* GOAL: Identify and copy all lines of the material where the string "сделки" is found.
## START
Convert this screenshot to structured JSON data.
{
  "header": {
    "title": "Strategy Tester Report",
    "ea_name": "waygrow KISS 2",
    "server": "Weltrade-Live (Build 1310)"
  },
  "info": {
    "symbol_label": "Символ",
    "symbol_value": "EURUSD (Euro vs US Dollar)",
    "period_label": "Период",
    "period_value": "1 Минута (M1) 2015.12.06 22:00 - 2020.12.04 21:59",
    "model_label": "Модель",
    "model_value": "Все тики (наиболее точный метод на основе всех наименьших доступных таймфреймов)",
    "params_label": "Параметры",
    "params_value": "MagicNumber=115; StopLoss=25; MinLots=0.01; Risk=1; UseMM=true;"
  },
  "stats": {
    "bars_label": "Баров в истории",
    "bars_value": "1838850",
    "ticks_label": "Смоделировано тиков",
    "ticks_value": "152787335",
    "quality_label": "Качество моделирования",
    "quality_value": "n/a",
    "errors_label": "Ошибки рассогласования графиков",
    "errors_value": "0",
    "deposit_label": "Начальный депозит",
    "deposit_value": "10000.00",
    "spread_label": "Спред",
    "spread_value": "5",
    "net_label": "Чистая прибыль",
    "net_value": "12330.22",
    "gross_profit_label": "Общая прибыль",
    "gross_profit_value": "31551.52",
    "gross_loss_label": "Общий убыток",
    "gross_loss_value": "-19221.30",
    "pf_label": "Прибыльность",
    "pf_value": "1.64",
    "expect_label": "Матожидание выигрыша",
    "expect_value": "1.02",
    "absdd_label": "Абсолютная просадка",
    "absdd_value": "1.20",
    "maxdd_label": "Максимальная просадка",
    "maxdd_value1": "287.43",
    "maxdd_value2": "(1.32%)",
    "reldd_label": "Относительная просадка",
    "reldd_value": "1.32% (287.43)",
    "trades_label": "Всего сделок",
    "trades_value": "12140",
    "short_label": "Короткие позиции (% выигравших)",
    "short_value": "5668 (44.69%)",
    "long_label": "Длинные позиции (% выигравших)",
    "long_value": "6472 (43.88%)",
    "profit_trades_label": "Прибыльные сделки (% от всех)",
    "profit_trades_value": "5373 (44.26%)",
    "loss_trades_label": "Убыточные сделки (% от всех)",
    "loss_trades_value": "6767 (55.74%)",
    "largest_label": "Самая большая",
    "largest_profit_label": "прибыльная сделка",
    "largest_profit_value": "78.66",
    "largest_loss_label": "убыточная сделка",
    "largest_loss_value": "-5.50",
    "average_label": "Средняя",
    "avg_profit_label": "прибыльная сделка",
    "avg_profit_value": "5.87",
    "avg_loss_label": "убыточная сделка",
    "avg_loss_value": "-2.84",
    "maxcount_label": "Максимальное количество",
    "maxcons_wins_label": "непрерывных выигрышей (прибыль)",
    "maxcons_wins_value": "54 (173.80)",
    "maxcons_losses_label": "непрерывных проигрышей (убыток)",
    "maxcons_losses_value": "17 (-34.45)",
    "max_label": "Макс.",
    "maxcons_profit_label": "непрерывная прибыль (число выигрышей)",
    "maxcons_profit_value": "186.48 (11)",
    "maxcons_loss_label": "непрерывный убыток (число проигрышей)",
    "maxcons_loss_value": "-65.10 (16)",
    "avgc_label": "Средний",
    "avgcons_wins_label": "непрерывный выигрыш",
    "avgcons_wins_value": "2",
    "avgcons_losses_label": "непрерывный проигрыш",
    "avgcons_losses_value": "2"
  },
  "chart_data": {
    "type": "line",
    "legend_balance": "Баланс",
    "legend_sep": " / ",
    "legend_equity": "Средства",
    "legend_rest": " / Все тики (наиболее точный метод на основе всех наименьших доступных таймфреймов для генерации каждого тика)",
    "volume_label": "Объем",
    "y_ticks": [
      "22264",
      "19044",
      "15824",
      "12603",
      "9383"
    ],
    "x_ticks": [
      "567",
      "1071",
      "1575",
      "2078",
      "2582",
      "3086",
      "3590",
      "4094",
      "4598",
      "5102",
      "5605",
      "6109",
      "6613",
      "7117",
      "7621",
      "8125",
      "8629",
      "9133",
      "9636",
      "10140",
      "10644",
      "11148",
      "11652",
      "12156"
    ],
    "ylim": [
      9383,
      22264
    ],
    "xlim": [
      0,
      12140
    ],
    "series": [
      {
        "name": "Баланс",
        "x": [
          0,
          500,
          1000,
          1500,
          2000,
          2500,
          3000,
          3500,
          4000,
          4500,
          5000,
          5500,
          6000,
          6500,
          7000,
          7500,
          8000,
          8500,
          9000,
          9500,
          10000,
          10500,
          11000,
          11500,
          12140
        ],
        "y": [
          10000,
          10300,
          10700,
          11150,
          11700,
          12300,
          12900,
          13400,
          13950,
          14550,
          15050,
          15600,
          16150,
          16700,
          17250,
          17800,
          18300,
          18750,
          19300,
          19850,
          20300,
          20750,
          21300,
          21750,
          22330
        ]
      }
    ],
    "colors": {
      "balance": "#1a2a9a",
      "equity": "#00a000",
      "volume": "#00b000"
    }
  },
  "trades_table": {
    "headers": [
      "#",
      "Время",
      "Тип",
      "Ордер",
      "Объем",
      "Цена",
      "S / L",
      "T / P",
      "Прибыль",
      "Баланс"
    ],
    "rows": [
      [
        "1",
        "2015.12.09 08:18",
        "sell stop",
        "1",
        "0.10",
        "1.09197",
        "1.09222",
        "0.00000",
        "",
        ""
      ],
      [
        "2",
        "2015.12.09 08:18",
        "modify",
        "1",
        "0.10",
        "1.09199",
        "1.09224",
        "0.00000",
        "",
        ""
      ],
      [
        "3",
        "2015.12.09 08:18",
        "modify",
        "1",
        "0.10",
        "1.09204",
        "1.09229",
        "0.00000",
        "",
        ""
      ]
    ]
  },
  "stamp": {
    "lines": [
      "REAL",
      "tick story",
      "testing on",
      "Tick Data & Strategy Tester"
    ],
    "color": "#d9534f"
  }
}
## END
* ANSWER:
    "profit_trades_label": "Прибыльные сделки (% от всех)",
    "loss_trades_label": "Убыточные сделки (% от всех)",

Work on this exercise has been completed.